◆ **EXERCISE DIRECTIONS**:
Extract each line where the string "cette" shows up.

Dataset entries
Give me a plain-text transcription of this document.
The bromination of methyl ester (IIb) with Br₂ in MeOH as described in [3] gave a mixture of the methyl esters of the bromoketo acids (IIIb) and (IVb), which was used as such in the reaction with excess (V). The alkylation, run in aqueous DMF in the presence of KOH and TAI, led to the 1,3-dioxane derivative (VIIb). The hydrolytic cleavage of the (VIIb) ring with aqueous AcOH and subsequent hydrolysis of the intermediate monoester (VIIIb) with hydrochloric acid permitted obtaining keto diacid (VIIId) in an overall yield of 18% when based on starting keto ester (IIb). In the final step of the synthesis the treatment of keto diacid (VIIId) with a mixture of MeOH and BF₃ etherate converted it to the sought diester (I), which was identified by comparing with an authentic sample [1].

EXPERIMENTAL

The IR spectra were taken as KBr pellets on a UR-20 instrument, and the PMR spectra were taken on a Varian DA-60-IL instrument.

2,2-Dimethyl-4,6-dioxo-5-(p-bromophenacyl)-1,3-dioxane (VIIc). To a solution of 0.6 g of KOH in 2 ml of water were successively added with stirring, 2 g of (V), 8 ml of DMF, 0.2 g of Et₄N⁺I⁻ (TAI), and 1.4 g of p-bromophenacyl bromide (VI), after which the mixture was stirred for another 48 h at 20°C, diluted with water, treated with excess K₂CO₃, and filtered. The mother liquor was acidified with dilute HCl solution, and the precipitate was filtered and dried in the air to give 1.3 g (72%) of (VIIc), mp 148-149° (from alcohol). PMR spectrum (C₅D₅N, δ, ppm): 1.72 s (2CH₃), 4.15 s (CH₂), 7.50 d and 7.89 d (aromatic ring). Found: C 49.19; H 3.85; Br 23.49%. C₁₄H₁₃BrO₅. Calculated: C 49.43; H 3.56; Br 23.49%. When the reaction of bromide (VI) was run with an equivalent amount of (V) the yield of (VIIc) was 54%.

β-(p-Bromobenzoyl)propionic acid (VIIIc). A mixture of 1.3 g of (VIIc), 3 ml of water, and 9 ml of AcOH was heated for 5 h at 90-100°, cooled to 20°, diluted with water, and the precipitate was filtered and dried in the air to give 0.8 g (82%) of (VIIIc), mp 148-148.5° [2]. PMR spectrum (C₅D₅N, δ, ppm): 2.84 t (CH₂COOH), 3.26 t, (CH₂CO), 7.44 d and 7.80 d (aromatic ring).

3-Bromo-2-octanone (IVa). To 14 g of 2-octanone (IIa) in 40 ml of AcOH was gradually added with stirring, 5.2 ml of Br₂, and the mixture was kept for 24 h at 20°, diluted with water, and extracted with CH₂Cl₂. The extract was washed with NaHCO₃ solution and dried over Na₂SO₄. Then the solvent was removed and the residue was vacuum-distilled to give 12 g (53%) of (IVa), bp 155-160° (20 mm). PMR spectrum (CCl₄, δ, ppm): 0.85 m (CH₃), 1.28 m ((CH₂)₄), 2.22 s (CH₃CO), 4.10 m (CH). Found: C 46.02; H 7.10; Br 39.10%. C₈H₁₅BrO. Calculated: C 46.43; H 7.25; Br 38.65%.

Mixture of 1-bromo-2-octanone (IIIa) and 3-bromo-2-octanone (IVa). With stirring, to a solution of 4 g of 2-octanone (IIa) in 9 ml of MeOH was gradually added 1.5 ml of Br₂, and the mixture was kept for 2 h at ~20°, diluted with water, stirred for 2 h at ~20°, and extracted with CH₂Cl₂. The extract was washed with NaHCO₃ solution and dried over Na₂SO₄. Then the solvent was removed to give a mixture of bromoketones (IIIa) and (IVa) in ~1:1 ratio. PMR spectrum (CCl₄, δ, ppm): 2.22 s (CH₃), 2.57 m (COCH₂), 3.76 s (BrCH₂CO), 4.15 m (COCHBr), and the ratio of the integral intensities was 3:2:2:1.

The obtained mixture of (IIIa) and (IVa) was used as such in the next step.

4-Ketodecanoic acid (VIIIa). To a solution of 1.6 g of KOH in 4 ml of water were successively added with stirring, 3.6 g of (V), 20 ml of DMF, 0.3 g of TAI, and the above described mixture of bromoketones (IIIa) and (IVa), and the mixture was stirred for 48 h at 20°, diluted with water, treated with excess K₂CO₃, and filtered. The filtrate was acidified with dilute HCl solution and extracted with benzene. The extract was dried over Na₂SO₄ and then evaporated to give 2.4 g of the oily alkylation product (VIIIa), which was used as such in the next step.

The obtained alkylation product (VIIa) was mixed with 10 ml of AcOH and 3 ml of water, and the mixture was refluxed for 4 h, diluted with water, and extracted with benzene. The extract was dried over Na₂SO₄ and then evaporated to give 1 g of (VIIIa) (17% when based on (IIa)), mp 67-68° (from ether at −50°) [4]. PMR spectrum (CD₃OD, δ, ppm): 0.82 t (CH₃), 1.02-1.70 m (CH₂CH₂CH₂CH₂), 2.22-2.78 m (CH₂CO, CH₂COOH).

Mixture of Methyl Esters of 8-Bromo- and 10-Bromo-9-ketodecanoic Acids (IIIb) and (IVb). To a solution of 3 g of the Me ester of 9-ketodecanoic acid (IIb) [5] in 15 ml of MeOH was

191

--

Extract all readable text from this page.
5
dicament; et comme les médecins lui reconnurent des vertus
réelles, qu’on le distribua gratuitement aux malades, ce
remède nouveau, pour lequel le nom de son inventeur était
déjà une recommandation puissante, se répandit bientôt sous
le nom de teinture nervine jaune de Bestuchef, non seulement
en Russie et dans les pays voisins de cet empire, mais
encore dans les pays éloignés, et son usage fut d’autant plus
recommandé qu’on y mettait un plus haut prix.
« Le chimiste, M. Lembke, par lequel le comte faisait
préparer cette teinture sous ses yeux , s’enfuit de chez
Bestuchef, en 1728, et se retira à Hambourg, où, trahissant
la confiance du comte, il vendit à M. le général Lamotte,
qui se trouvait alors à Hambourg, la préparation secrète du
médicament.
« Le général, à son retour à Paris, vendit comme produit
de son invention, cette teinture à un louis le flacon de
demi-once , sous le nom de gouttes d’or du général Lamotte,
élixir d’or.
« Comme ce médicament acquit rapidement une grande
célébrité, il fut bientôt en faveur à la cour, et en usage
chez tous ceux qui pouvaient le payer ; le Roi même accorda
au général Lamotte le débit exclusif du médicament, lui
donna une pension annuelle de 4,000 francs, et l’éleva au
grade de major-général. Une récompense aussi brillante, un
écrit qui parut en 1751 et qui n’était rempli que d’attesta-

◆ **EXERCISE OUTPUT**:
préparer cette teinture sous ses yeux , s’enfuit de chez
de son invention, cette teinture à un louis le flacon de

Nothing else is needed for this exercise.